Input material »
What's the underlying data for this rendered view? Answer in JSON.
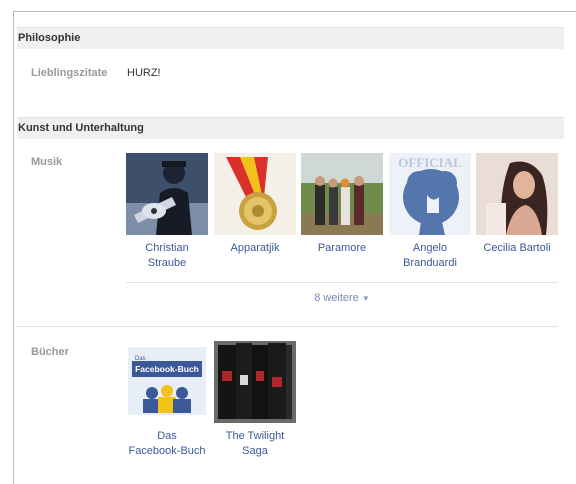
{
  "philosophy": {
    "header": "Philosophie",
    "quotes_label": "Lieblingszitate",
    "quotes_value": "HURZ!"
  },
  "entertainment": {
    "header": "Kunst und Unterhaltung",
    "music_label": "Musik",
    "music": [
      {
        "line1": "Christian",
        "line2": "Straube"
      },
      {
        "line1": "Apparatjik",
        "line2": ""
      },
      {
        "line1": "Paramore",
        "line2": ""
      },
      {
        "line1": "Angelo",
        "line2": "Branduardi"
      },
      {
        "line1": "Cecilia Bartoli",
        "line2": ""
      }
    ],
    "more_link": "8 weitere",
    "more_arrow": "▼",
    "books_label": "Bücher",
    "books": [
      {
        "line1": "Das",
        "line2": "Facebook-Buch"
      },
      {
        "line1": "The Twilight",
        "line2": "Saga"
      }
    ],
    "book_cover_text": {
      "small": "Das",
      "main": "Facebook-Buch"
    }
  },
  "image_text": {
    "official": "OFFICIAL"
  }
}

Task description »
Working from the lines above, reproduce the material exactly and exclude its pictures.

Task solution »
What's the underlying data for this rendered view? Answer in JSON.
{
  "philosophy": {
    "header": "Philosophie",
    "quotes_label": "Lieblingszitate",
    "quotes_value": "HURZ!"
  },
  "entertainment": {
    "header": "Kunst und Unterhaltung",
    "music_label": "Musik",
    "music": [
      {
        "line1": "Christian",
        "line2": "Straube"
      },
      {
        "line1": "Apparatjik",
        "line2": ""
      },
      {
        "line1": "Paramore",
        "line2": ""
      },
      {
        "line1": "Angelo",
        "line2": "Branduardi"
      },
      {
        "line1": "Cecilia Bartoli",
        "line2": ""
      }
    ],
    "more_link": "8 weitere",
    "more_arrow": "▼",
    "books_label": "Bücher",
    "books": [
      {
        "line1": "Das",
        "line2": "Facebook-Buch"
      },
      {
        "line1": "The Twilight",
        "line2": "Saga"
      }
    ],
    "book_cover_text": {
      "small": "Das",
      "main": "Facebook-Buch"
    }
  },
  "image_text": {
    "official": "OFFICIAL"
  }
}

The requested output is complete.